* Requirements
Give every line below again, exactly.

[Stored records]
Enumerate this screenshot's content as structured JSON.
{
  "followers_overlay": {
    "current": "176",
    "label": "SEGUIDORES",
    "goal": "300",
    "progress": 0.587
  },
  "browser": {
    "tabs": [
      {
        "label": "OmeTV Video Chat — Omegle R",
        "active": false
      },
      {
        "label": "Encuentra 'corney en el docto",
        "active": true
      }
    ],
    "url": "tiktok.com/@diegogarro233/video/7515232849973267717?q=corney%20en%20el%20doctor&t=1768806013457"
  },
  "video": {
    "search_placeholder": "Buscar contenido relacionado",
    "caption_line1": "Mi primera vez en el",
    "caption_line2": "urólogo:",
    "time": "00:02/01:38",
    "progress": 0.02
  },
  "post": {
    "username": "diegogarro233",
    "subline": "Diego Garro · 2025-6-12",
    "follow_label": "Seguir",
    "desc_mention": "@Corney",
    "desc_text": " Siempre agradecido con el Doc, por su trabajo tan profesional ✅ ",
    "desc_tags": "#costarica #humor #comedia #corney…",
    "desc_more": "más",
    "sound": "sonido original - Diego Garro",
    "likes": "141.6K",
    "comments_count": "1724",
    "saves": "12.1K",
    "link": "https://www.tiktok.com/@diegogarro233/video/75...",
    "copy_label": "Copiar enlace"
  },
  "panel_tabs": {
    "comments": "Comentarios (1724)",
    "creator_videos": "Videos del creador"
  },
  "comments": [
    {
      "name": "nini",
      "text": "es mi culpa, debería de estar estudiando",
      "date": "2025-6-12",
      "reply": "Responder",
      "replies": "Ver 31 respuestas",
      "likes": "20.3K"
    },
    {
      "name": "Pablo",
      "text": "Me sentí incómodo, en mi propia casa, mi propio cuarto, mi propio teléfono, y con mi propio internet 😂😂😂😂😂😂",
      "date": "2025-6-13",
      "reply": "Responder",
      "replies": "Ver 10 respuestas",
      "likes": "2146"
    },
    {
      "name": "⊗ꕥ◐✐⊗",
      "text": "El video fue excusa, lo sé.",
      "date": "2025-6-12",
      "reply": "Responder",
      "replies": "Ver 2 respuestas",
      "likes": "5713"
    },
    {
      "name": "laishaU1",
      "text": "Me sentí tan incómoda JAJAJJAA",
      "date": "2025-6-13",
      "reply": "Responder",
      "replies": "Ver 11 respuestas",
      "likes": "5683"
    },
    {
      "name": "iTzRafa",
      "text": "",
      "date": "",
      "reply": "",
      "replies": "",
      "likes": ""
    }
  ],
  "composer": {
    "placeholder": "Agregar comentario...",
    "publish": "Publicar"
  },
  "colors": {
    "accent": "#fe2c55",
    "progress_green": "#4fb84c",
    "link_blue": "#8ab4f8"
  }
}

* Task result
Enumerate this screenshot's content as structured JSON.
{
  "followers_overlay": {
    "current": "176",
    "label": "SEGUIDORES",
    "goal": "300",
    "progress": 0.587
  },
  "browser": {
    "tabs": [
      {
        "label": "OmeTV Video Chat — Omegle R",
        "active": false
      },
      {
        "label": "Encuentra 'corney en el docto",
        "active": true
      }
    ],
    "url": "tiktok.com/@diegogarro233/video/7515232849973267717?q=corney%20en%20el%20doctor&t=1768806013457"
  },
  "video": {
    "search_placeholder": "Buscar contenido relacionado",
    "caption_line1": "Mi primera vez en el",
    "caption_line2": "urólogo:",
    "time": "00:02/01:38",
    "progress": 0.02
  },
  "post": {
    "username": "diegogarro233",
    "subline": "Diego Garro · 2025-6-12",
    "follow_label": "Seguir",
    "desc_mention": "@Corney",
    "desc_text": " Siempre agradecido con el Doc, por su trabajo tan profesional ✅ ",
    "desc_tags": "#costarica #humor #comedia #corney…",
    "desc_more": "más",
    "sound": "sonido original - Diego Garro",
    "likes": "141.6K",
    "comments_count": "1724",
    "saves": "12.1K",
    "link": "https://www.tiktok.com/@diegogarro233/video/75...",
    "copy_label": "Copiar enlace"
  },
  "panel_tabs": {
    "comments": "Comentarios (1724)",
    "creator_videos": "Videos del creador"
  },
  "comments": [
    {
      "name": "nini",
      "text": "es mi culpa, debería de estar estudiando",
      "date": "2025-6-12",
      "reply": "Responder",
      "replies": "Ver 31 respuestas",
      "likes": "20.3K"
    },
    {
      "name": "Pablo",
      "text": "Me sentí incómodo, en mi propia casa, mi propio cuarto, mi propio teléfono, y con mi propio internet 😂😂😂😂😂😂",
      "date": "2025-6-13",
      "reply": "Responder",
      "replies": "Ver 10 respuestas",
      "likes": "2146"
    },
    {
      "name": "⊗ꕥ◐✐⊗",
      "text": "El video fue excusa, lo sé.",
      "date": "2025-6-12",
      "reply": "Responder",
      "replies": "Ver 2 respuestas",
      "likes": "5713"
    },
    {
      "name": "laishaU1",
      "text": "Me sentí tan incómoda JAJAJJAA",
      "date": "2025-6-13",
      "reply": "Responder",
      "replies": "Ver 11 respuestas",
      "likes": "5683"
    },
    {
      "name": "iTzRafa",
      "text": "",
      "date": "",
      "reply": "",
      "replies": "",
      "likes": ""
    }
  ],
  "composer": {
    "placeholder": "Agregar comentario...",
    "publish": "Publicar"
  },
  "colors": {
    "accent": "#fe2c55",
    "progress_green": "#4fb84c",
    "link_blue": "#8ab4f8"
  }
}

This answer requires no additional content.